(Element region listings)

▶

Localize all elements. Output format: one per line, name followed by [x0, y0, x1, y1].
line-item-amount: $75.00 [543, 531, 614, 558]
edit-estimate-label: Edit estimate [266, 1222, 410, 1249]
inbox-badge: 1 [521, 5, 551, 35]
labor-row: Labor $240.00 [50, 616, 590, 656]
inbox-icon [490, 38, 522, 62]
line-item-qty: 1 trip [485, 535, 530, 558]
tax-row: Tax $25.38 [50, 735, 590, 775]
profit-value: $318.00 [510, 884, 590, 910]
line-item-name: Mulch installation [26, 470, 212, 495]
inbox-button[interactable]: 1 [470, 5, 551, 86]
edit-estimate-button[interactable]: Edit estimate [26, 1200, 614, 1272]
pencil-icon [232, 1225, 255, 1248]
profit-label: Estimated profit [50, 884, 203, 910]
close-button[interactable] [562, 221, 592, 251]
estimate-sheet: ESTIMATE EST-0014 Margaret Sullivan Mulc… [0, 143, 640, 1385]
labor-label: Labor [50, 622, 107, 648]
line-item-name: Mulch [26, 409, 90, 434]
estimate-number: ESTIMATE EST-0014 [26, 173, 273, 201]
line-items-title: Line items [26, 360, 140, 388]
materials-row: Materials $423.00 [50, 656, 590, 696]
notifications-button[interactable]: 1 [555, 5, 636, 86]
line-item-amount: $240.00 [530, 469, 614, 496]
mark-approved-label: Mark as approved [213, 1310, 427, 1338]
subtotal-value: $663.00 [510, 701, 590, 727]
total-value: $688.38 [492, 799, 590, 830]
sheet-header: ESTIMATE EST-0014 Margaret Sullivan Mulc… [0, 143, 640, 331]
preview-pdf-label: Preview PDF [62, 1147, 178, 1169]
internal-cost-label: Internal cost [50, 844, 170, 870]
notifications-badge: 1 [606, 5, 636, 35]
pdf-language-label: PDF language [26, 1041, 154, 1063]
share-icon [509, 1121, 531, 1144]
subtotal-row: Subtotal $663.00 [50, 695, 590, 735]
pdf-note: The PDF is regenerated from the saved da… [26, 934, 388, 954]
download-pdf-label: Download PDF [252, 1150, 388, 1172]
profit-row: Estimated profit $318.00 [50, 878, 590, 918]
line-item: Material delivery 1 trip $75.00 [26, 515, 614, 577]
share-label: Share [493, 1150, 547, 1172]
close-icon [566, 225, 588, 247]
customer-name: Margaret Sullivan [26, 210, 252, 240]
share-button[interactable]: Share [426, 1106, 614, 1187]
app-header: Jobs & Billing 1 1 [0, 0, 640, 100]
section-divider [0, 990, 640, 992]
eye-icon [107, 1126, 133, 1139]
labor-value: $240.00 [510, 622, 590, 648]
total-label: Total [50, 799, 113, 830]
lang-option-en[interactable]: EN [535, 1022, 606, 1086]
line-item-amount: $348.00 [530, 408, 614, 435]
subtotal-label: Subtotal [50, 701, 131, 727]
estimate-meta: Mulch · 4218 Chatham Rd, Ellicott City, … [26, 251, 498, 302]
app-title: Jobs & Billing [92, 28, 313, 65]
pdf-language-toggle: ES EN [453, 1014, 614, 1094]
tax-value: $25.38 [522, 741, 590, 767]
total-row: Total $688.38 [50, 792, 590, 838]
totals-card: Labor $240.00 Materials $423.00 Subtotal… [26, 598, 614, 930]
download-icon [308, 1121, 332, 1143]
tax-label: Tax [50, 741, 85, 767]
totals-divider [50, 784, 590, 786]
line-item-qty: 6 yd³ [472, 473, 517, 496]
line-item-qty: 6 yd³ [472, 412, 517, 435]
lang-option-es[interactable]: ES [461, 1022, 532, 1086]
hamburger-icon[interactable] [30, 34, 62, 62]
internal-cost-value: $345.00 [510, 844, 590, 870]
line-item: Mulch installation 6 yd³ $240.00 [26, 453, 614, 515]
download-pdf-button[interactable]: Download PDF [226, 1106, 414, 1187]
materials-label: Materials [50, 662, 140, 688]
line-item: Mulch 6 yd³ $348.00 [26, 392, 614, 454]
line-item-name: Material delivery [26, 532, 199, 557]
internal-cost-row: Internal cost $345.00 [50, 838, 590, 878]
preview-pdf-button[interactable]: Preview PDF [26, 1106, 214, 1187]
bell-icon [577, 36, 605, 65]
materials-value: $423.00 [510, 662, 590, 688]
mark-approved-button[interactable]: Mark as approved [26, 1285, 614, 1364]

◀

**Stated problem:** Reproduce the listing from its first line through the line with "materials-row: Materials $423.00", swapping every "Mulch" for "Topsoil" and changing nothing else.

**Worked answer:**
Localize all elements. Output format: one per line, name followed by [x0, y0, x1, y1].
line-item-amount: $75.00 [543, 531, 614, 558]
edit-estimate-label: Edit estimate [266, 1222, 410, 1249]
inbox-badge: 1 [521, 5, 551, 35]
labor-row: Labor $240.00 [50, 616, 590, 656]
inbox-icon [490, 38, 522, 62]
line-item-qty: 1 trip [485, 535, 530, 558]
tax-row: Tax $25.38 [50, 735, 590, 775]
profit-value: $318.00 [510, 884, 590, 910]
line-item-name: Topsoil installation [26, 470, 212, 495]
inbox-button[interactable]: 1 [470, 5, 551, 86]
edit-estimate-button[interactable]: Edit estimate [26, 1200, 614, 1272]
pencil-icon [232, 1225, 255, 1248]
profit-label: Estimated profit [50, 884, 203, 910]
close-button[interactable] [562, 221, 592, 251]
estimate-sheet: ESTIMATE EST-0014 Margaret Sullivan Mulc… [0, 143, 640, 1385]
labor-label: Labor [50, 622, 107, 648]
line-item-name: Topsoil [26, 409, 90, 434]
estimate-number: ESTIMATE EST-0014 [26, 173, 273, 201]
line-items-title: Line items [26, 360, 140, 388]
materials-row: Materials $423.00 [50, 656, 590, 696]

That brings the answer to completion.